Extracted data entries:
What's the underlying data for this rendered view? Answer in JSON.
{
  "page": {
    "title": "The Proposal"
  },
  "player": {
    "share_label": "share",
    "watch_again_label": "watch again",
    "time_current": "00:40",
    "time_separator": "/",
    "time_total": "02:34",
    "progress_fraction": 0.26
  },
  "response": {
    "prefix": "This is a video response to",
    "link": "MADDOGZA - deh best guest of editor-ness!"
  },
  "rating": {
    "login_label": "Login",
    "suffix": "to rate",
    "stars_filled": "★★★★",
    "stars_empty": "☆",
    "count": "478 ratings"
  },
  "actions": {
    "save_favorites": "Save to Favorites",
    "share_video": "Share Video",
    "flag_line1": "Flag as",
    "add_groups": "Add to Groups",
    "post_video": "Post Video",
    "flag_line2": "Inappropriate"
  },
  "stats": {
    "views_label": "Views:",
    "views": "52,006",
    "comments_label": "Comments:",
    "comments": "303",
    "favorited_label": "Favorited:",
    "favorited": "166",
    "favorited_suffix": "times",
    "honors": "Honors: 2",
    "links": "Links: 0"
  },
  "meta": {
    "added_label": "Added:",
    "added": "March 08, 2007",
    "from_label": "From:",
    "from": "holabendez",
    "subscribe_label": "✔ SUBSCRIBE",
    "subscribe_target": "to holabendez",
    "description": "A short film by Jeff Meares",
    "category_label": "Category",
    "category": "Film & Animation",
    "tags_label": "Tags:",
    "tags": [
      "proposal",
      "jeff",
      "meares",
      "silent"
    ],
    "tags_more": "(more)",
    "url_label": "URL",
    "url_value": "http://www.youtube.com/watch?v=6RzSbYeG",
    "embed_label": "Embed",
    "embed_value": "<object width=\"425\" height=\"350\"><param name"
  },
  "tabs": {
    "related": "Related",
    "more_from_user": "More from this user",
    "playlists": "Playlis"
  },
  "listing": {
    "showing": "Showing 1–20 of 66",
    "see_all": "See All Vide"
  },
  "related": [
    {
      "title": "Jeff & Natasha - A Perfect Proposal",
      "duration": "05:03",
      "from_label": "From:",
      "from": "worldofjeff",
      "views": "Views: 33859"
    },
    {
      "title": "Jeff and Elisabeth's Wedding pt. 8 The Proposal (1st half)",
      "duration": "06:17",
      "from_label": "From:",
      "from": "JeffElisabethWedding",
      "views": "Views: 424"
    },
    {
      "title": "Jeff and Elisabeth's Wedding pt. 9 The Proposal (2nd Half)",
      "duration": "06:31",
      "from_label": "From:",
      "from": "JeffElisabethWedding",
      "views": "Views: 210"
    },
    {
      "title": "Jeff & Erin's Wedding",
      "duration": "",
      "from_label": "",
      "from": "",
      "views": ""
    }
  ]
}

# Objective
Give the listing above again, word for word.

# Output for this task
What's the underlying data for this rendered view? Answer in JSON.
{
  "page": {
    "title": "The Proposal"
  },
  "player": {
    "share_label": "share",
    "watch_again_label": "watch again",
    "time_current": "00:40",
    "time_separator": "/",
    "time_total": "02:34",
    "progress_fraction": 0.26
  },
  "response": {
    "prefix": "This is a video response to",
    "link": "MADDOGZA - deh best guest of editor-ness!"
  },
  "rating": {
    "login_label": "Login",
    "suffix": "to rate",
    "stars_filled": "★★★★",
    "stars_empty": "☆",
    "count": "478 ratings"
  },
  "actions": {
    "save_favorites": "Save to Favorites",
    "share_video": "Share Video",
    "flag_line1": "Flag as",
    "add_groups": "Add to Groups",
    "post_video": "Post Video",
    "flag_line2": "Inappropriate"
  },
  "stats": {
    "views_label": "Views:",
    "views": "52,006",
    "comments_label": "Comments:",
    "comments": "303",
    "favorited_label": "Favorited:",
    "favorited": "166",
    "favorited_suffix": "times",
    "honors": "Honors: 2",
    "links": "Links: 0"
  },
  "meta": {
    "added_label": "Added:",
    "added": "March 08, 2007",
    "from_label": "From:",
    "from": "holabendez",
    "subscribe_label": "✔ SUBSCRIBE",
    "subscribe_target": "to holabendez",
    "description": "A short film by Jeff Meares",
    "category_label": "Category",
    "category": "Film & Animation",
    "tags_label": "Tags:",
    "tags": [
      "proposal",
      "jeff",
      "meares",
      "silent"
    ],
    "tags_more": "(more)",
    "url_label": "URL",
    "url_value": "http://www.youtube.com/watch?v=6RzSbYeG",
    "embed_label": "Embed",
    "embed_value": "<object width=\"425\" height=\"350\"><param name"
  },
  "tabs": {
    "related": "Related",
    "more_from_user": "More from this user",
    "playlists": "Playlis"
  },
  "listing": {
    "showing": "Showing 1–20 of 66",
    "see_all": "See All Vide"
  },
  "related": [
    {
      "title": "Jeff & Natasha - A Perfect Proposal",
      "duration": "05:03",
      "from_label": "From:",
      "from": "worldofjeff",
      "views": "Views: 33859"
    },
    {
      "title": "Jeff and Elisabeth's Wedding pt. 8 The Proposal (1st half)",
      "duration": "06:17",
      "from_label": "From:",
      "from": "JeffElisabethWedding",
      "views": "Views: 424"
    },
    {
      "title": "Jeff and Elisabeth's Wedding pt. 9 The Proposal (2nd Half)",
      "duration": "06:31",
      "from_label": "From:",
      "from": "JeffElisabethWedding",
      "views": "Views: 210"
    },
    {
      "title": "Jeff & Erin's Wedding",
      "duration": "",
      "from_label": "",
      "from": "",
      "views": ""
    }
  ]
}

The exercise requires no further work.